### [Exercise description]
Search the records that follow and extract every line containing the string "moeder".

---------- Dataset content ----------

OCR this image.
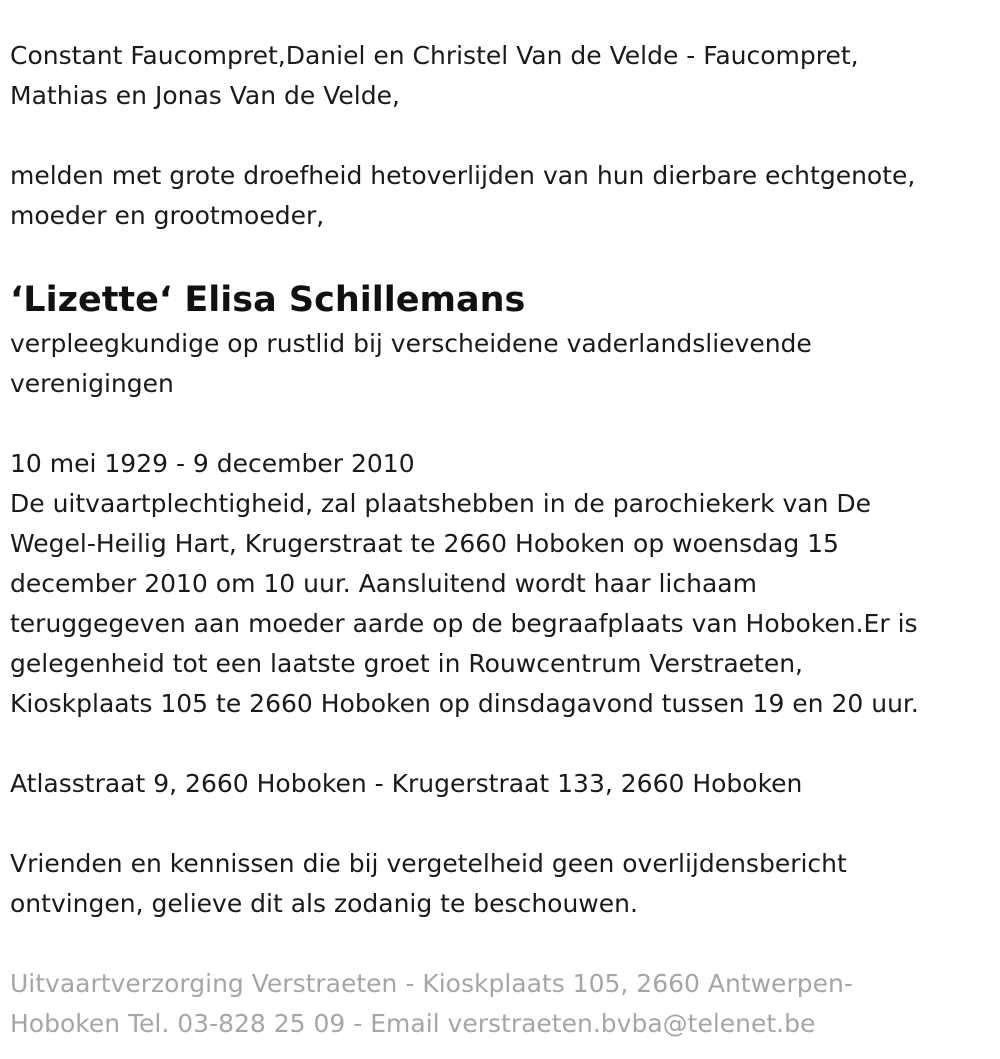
Constant Faucompret,Daniel en Christel Van de Velde - Faucompret,
Mathias en Jonas Van de Velde,

melden met grote droefheid hetoverlijden van hun dierbare echtgenote,
moeder en grootmoeder,

‘Lizette‘ Elisa Schillemans

verpleegkundige op rustlid bij verscheidene vaderlandslievende
verenigingen

10 mei 1929 - 9 december 2010

De uitvaartplechtigheid, zal plaatshebben in de parochiekerk van De
Wegel-Heilig Hart, Krugerstraat te 2660 Hoboken op woensdag 15
december 2010 om 10 uur. Aansluitend wordt haar lichaam
teruggegeven aan moeder aarde op de begraafplaats van Hoboken.Er is
gelegenheid tot een laatste groet in Rouwcentrum Verstraeten,
Kioskplaats 105 te 2660 Hoboken op dinsdagavond tussen 19 en 20 uur.

Atlasstraat 9, 2660 Hoboken - Krugerstraat 133, 2660 Hoboken

Vrienden en kennissen die bij vergetelheid geen overlijdensbericht
ontvingen, gelieve dit als zodanig te beschouwen.

Uitvaartverzorging Verstraeten - Kioskplaats 105, 2660 Antwerpen-
Hoboken Tel. 03-828 25 09 - Email verstraeten.bvba@telenet.be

----------

### [Written response]
moeder en grootmoeder,
teruggegeven aan moeder aarde op de begraafplaats van Hoboken.Er is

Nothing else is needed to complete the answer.